:: The problem ::
Pick out each line containing the string "this".

:: Provided records ::
==*==

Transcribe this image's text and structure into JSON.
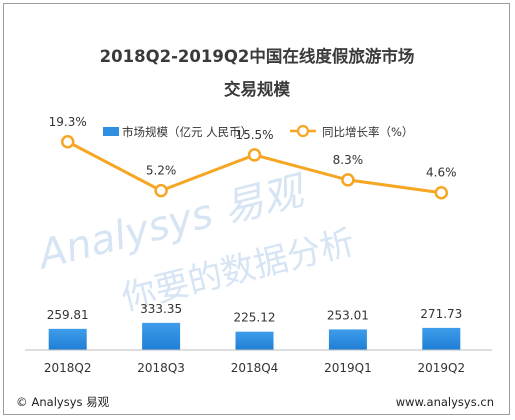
{
  "chart_data": {
    "type": "bar",
    "title_line1": "2018Q2-2019Q2中国在线度假旅游市场",
    "title_line2": "交易规模",
    "categories": [
      "2018Q2",
      "2018Q3",
      "2018Q4",
      "2019Q1",
      "2019Q2"
    ],
    "series": [
      {
        "name": "市场规模（亿元 人民币）",
        "kind": "bar",
        "color": "#2f8fe0",
        "values": [
          259.81,
          333.35,
          225.12,
          253.01,
          271.73
        ],
        "labels": [
          "259.81",
          "333.35",
          "225.12",
          "253.01",
          "271.73"
        ]
      },
      {
        "name": "同比增长率（%）",
        "kind": "line",
        "color": "#f5a623",
        "values": [
          19.3,
          5.2,
          15.5,
          8.3,
          4.6
        ],
        "labels": [
          "19.3%",
          "5.2%",
          "15.5%",
          "8.3%",
          "4.6%"
        ]
      }
    ],
    "ylim_bar": [
      0,
      1000
    ],
    "ylim_line": [
      -35,
      25
    ],
    "grid": false,
    "legend_position": "top"
  },
  "footer": {
    "brand": "Analysys 易观",
    "website": "www.analysys.cn",
    "copyright_symbol": "©"
  },
  "watermark": {
    "line1": "Analysys 易观",
    "line2": "你要的数据分析"
  }
}
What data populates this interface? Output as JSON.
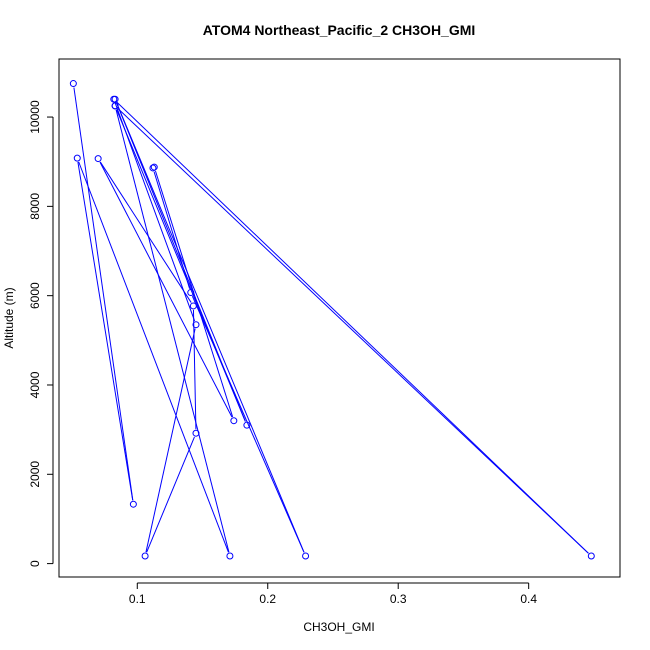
{
  "chart_data": {
    "type": "line",
    "title": "ATOM4 Northeast_Pacific_2 CH3OH_GMI",
    "xlabel": "CH3OH_GMI",
    "ylabel": "Altitude (m)",
    "xlim": [
      0.04,
      0.47
    ],
    "ylim": [
      -300,
      11300
    ],
    "xticks": [
      0.1,
      0.2,
      0.3,
      0.4
    ],
    "xtick_labels": [
      "0.1",
      "0.2",
      "0.3",
      "0.4"
    ],
    "yticks": [
      0,
      2000,
      4000,
      6000,
      8000,
      10000
    ],
    "ytick_labels": [
      "0",
      "2000",
      "4000",
      "6000",
      "8000",
      "10000"
    ],
    "grid": false,
    "marker": "open-circle",
    "color": "#0000ff",
    "series": [
      {
        "x": [
          0.051,
          0.097,
          0.054,
          0.171,
          0.083,
          0.448,
          0.082,
          0.145,
          0.106,
          0.145,
          0.143,
          0.07,
          0.174,
          0.113,
          0.112,
          0.141,
          0.229,
          0.083,
          0.184,
          0.083
        ],
        "y": [
          10750,
          1330,
          9080,
          170,
          10250,
          170,
          10400,
          5350,
          170,
          2920,
          5770,
          9070,
          3200,
          8880,
          8860,
          6070,
          170,
          10400,
          3100,
          10250
        ]
      }
    ]
  }
}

==*==

:: Answer to the task ::
Transcribe this image's text and structure into JSON.
What data populates this interface? Output as JSON.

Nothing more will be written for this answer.